Wherever the string "Windows" appears, copy the whole line.

+++ DATA LISTING +++

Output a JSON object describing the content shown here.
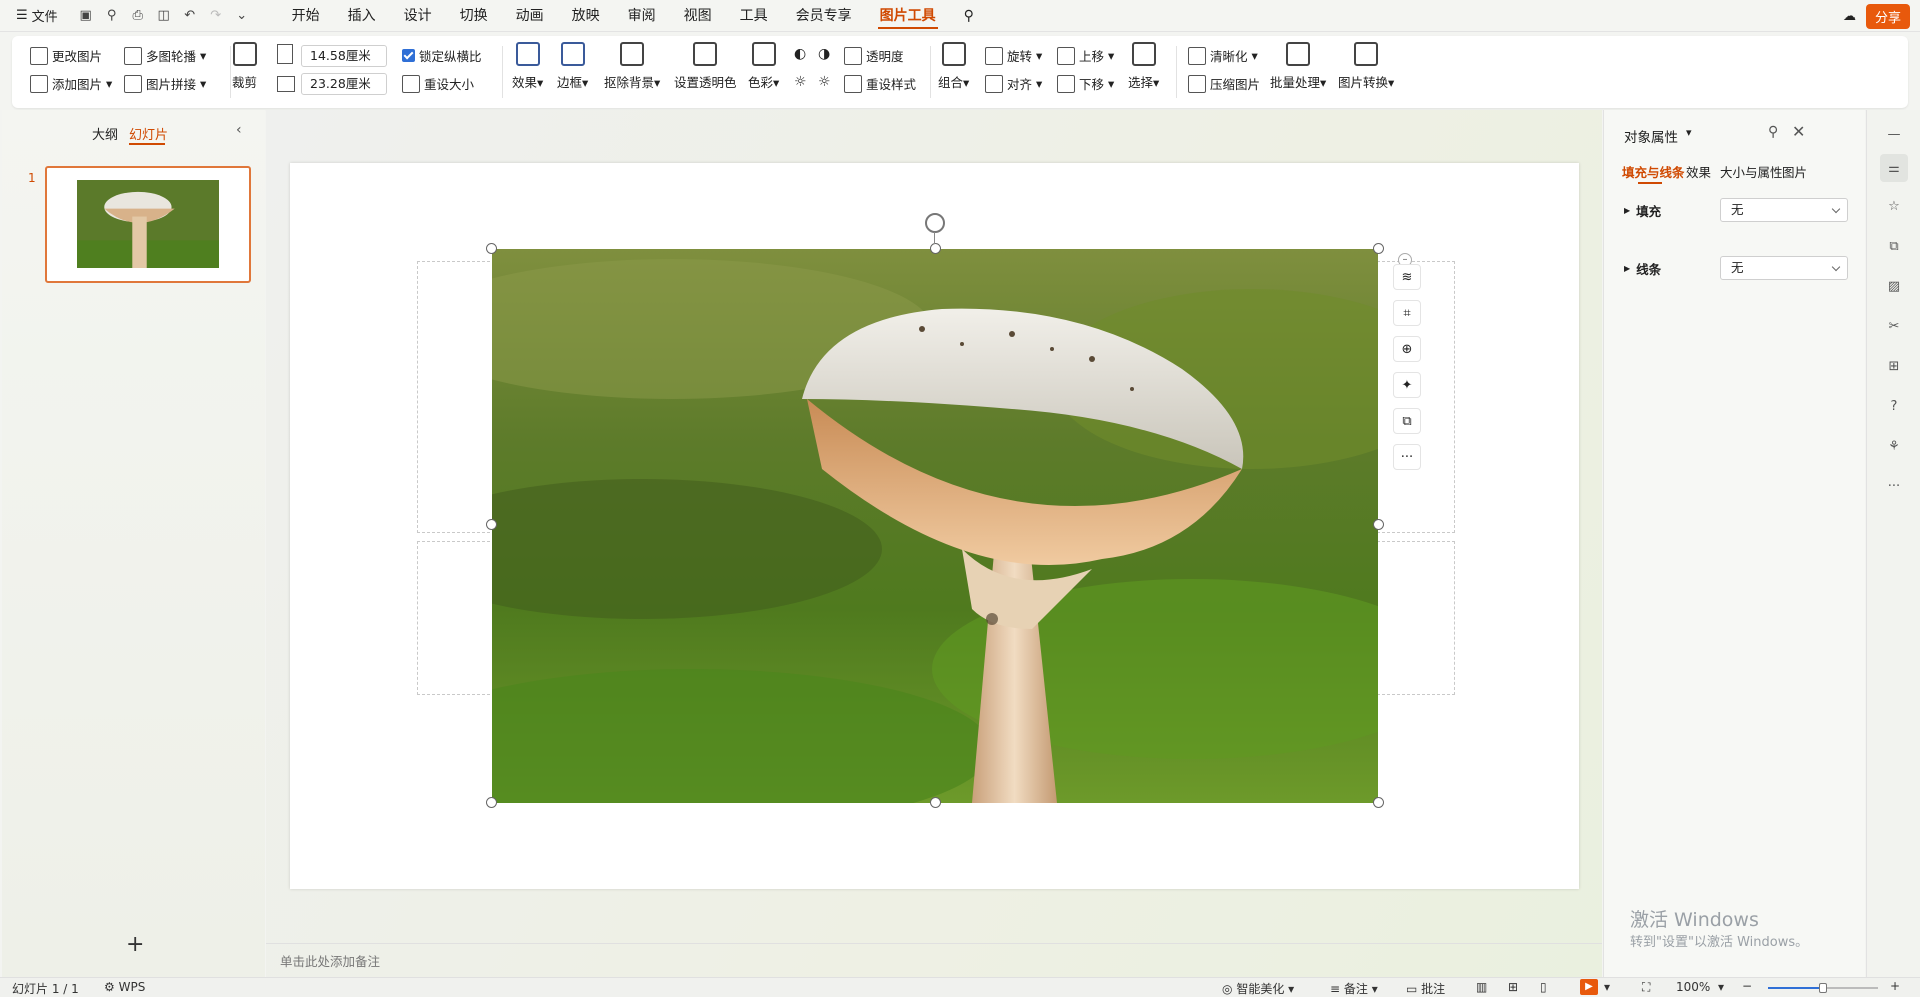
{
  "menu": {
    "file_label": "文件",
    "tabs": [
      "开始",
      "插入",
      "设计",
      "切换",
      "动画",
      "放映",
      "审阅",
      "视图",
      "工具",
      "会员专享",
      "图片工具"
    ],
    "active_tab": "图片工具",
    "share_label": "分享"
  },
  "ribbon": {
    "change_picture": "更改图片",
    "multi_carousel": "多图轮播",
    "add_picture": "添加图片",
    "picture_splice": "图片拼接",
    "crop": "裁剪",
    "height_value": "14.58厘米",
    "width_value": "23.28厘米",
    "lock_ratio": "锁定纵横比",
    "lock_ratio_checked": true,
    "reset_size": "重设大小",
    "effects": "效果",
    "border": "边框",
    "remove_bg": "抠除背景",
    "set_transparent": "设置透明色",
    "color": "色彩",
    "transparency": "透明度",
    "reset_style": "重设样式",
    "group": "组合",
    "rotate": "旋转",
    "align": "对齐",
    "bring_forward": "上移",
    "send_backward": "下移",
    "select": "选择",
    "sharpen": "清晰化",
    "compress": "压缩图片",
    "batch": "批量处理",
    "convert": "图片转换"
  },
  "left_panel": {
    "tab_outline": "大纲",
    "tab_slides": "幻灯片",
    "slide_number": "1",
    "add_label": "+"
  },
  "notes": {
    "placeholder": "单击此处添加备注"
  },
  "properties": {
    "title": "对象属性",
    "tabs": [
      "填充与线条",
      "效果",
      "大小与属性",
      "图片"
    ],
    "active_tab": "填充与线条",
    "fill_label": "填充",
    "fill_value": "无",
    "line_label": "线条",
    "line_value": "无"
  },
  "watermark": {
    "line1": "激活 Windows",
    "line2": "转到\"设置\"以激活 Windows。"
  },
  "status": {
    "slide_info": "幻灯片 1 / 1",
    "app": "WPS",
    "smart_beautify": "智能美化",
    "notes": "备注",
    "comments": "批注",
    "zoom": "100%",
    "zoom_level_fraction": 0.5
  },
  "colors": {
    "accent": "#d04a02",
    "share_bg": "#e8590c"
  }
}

+++
+++ DATA LISTING +++

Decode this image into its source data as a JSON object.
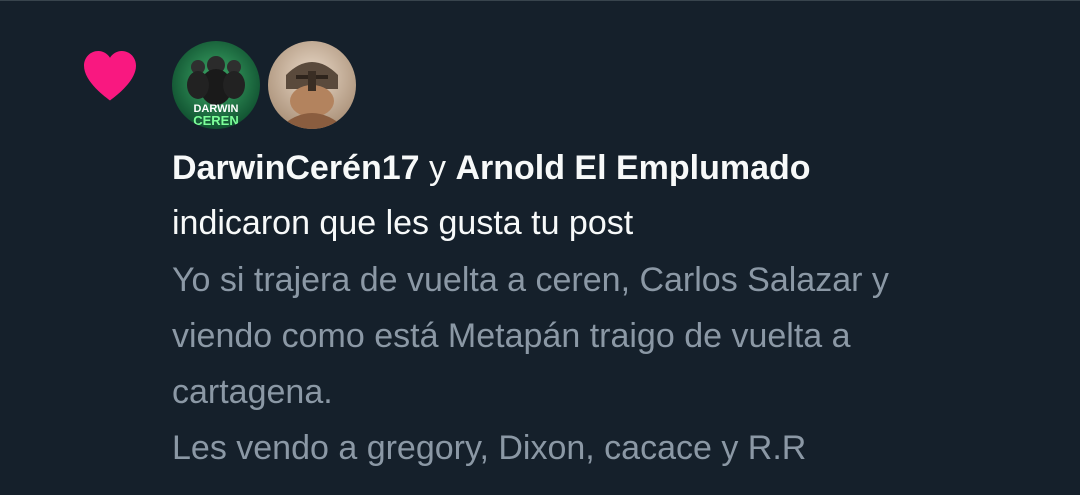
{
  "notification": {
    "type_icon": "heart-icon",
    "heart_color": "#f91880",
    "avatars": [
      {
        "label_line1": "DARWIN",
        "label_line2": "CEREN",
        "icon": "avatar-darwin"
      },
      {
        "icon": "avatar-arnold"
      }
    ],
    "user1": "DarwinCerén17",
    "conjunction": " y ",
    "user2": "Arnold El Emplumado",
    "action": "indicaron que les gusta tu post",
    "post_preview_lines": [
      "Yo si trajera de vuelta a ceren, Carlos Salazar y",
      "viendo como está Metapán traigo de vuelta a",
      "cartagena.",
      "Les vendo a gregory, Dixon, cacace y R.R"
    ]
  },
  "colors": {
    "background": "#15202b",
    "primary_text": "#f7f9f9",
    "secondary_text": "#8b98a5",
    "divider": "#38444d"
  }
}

+++
+++ DATA LISTING +++

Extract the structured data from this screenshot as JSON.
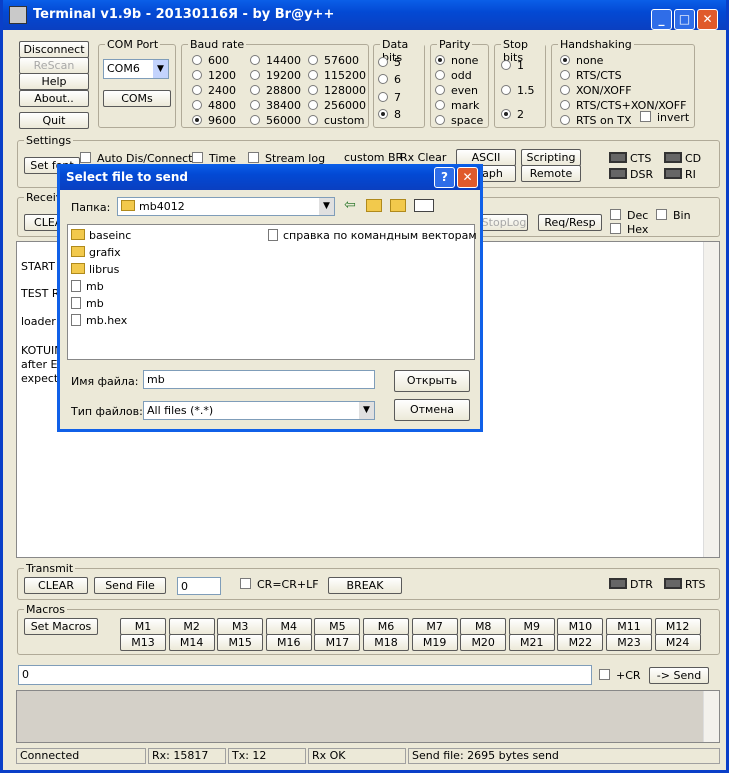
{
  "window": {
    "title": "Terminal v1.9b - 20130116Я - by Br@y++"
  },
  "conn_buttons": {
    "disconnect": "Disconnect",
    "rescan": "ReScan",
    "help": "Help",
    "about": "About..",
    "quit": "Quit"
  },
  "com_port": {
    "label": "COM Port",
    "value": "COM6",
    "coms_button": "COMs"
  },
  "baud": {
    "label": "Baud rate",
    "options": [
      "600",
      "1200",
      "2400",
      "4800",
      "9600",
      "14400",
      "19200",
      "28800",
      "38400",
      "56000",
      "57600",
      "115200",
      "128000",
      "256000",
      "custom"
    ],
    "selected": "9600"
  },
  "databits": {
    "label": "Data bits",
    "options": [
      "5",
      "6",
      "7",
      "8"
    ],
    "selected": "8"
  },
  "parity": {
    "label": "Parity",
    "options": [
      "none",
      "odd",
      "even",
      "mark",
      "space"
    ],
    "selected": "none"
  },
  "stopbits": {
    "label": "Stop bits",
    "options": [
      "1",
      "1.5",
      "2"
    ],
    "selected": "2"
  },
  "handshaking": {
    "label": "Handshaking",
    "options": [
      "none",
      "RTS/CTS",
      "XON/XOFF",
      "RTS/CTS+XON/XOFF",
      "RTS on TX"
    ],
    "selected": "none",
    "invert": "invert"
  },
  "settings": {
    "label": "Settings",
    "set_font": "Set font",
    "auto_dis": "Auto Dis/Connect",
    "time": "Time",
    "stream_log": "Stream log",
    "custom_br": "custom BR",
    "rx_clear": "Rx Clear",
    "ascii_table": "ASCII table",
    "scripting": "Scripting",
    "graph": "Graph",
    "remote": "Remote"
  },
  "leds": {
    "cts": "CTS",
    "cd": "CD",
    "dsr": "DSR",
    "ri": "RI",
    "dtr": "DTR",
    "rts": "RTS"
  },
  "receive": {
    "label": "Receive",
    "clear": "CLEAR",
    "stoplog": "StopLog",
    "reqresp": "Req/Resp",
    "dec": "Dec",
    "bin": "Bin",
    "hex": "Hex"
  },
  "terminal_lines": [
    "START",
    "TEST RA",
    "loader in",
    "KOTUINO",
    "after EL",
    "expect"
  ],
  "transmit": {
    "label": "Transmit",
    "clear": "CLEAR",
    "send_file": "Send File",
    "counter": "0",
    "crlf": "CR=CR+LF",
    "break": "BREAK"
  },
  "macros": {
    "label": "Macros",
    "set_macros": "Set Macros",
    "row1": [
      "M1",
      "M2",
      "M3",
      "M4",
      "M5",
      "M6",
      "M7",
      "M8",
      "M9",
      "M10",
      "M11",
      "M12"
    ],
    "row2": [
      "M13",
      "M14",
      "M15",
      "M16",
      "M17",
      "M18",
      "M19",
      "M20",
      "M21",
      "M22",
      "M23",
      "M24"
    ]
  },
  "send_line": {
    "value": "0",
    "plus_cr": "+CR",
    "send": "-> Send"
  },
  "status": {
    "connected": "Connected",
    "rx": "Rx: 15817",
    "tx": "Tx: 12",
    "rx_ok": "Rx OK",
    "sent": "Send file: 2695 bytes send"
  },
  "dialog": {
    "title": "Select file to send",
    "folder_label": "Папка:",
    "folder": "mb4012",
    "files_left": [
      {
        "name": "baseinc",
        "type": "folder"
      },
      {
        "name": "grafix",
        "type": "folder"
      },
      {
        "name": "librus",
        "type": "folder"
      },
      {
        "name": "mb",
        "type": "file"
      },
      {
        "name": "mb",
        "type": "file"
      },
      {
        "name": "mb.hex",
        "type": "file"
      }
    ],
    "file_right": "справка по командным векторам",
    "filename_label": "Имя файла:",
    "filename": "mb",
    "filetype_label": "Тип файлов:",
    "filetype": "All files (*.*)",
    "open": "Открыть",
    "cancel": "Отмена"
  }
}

+++

## ANSWER TO THIS PROBLEM
    "line1": "激活 Windows",
    "line2": "转到\"设置\"以激活 Windows。"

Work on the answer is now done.